Prompt » Wherever the word "Individuals" appears in a line, copy that line.

Dataset records:
-- BEGIN --
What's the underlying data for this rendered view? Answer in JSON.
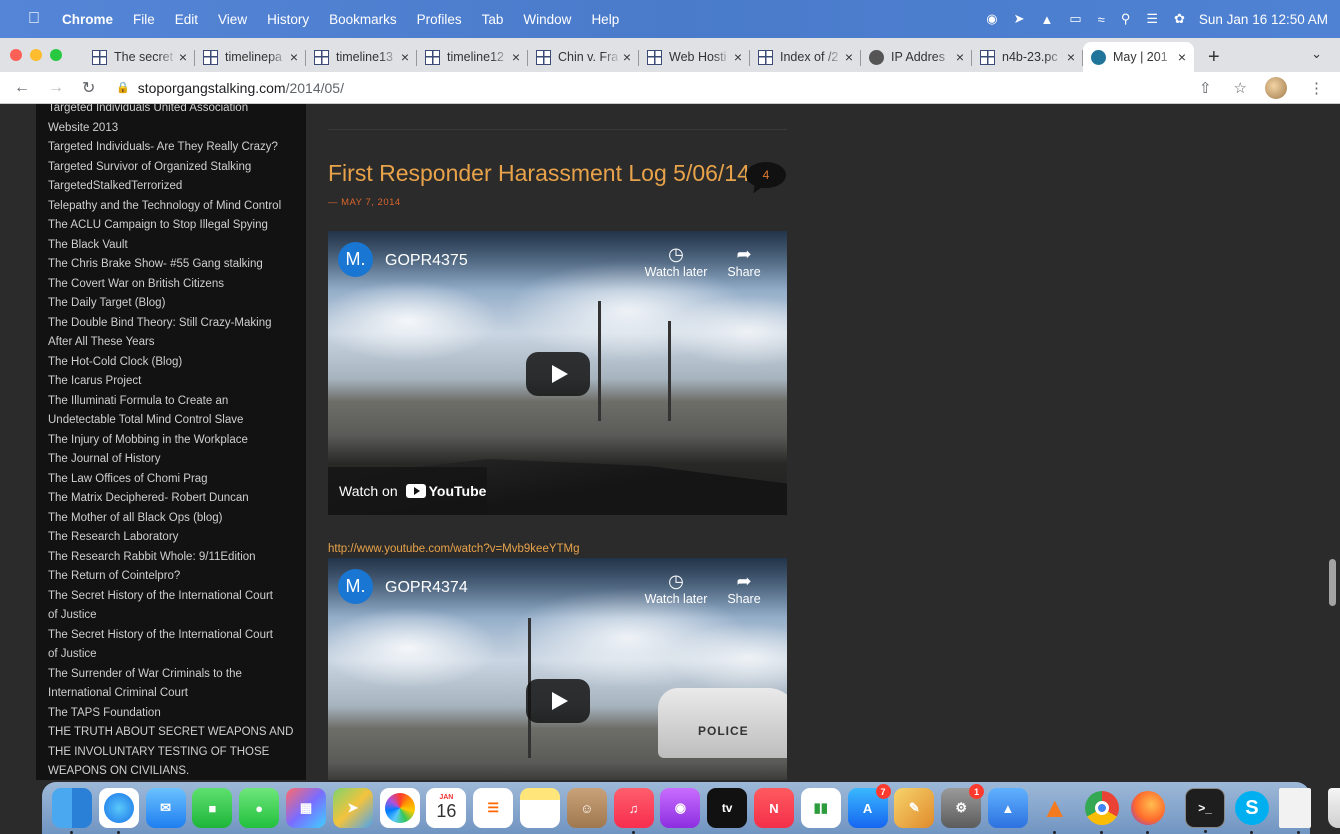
{
  "menubar": {
    "app": "Chrome",
    "items": [
      "File",
      "Edit",
      "View",
      "History",
      "Bookmarks",
      "Profiles",
      "Tab",
      "Window",
      "Help"
    ],
    "clock": "Sun Jan 16  12:50 AM"
  },
  "tabs": [
    {
      "title": "The secret",
      "icon": "grid-icon"
    },
    {
      "title": "timelinepa",
      "icon": "grid-icon"
    },
    {
      "title": "timeline13",
      "icon": "grid-icon"
    },
    {
      "title": "timeline12",
      "icon": "grid-icon"
    },
    {
      "title": "Chin v. Fra",
      "icon": "grid-icon"
    },
    {
      "title": "Web Hosti",
      "icon": "grid-icon"
    },
    {
      "title": "Index of /2",
      "icon": "grid-icon"
    },
    {
      "title": "IP Addres",
      "icon": "globe-icon"
    },
    {
      "title": "n4b-23.pc",
      "icon": "grid-icon"
    },
    {
      "title": "May | 201",
      "icon": "wordpress-icon",
      "active": true
    }
  ],
  "address": {
    "domain": "stoporgangstalking.com",
    "path": "/2014/05/"
  },
  "sidebar": {
    "links": [
      "Targeted Individuals United Association",
      "Website 2013",
      "Targeted Individuals- Are They Really Crazy?",
      "Targeted Survivor of Organized Stalking",
      "TargetedStalkedTerrorized",
      "Telepathy and the Technology of Mind Control",
      "The ACLU Campaign to Stop Illegal Spying",
      "The Black Vault",
      "The Chris Brake Show- #55 Gang stalking",
      "The Covert War on British Citizens",
      "The Daily Target (Blog)",
      "The Double Bind Theory: Still Crazy-Making",
      "After All These Years",
      "The Hot-Cold Clock (Blog)",
      "The Icarus Project",
      "The Illuminati Formula to Create an",
      "Undetectable Total Mind Control Slave",
      "The Injury of Mobbing in the Workplace",
      "The Journal of History",
      "The Law Offices of Chomi Prag",
      "The Matrix Deciphered- Robert Duncan",
      "The Mother of all Black Ops (blog)",
      "The Research Laboratory",
      "The Research Rabbit Whole: 9/11Edition",
      "The Return of Cointelpro?",
      "The Secret History of the International Court",
      "of Justice",
      "The Secret History of the International Court",
      "of Justice",
      "The Surrender of War Criminals to the",
      "International Criminal Court",
      "The TAPS Foundation",
      "THE TRUTH ABOUT SECRET WEAPONS AND",
      "THE INVOLUNTARY TESTING OF THOSE",
      "WEAPONS ON CIVILIANS."
    ]
  },
  "post": {
    "title": "First Responder Harassment Log 5/06/14",
    "comment_count": "4",
    "date": "— MAY 7, 2014",
    "link": "http://www.youtube.com/watch?v=Mvb9keeYTMg"
  },
  "videos": [
    {
      "channel_initial": "M.",
      "title": "GOPR4375",
      "watch_later": "Watch later",
      "share": "Share",
      "watch_on": "Watch on",
      "yt": "YouTube"
    },
    {
      "channel_initial": "M.",
      "title": "GOPR4374",
      "watch_later": "Watch later",
      "share": "Share",
      "police": "POLICE"
    }
  ],
  "dock": {
    "calendar_month": "JAN",
    "calendar_day": "16",
    "tv_label": "tv",
    "appstore_badge": "7",
    "settings_badge": "1"
  },
  "colors": {
    "accent_orange": "#e8a34a",
    "date_orange": "#d9652c",
    "sidebar_bg": "#121212",
    "page_bg": "#2b2b2b"
  }
}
-- END --
Result below »
      "Targeted Individuals United Association",
      "Targeted Individuals- Are They Really Crazy?",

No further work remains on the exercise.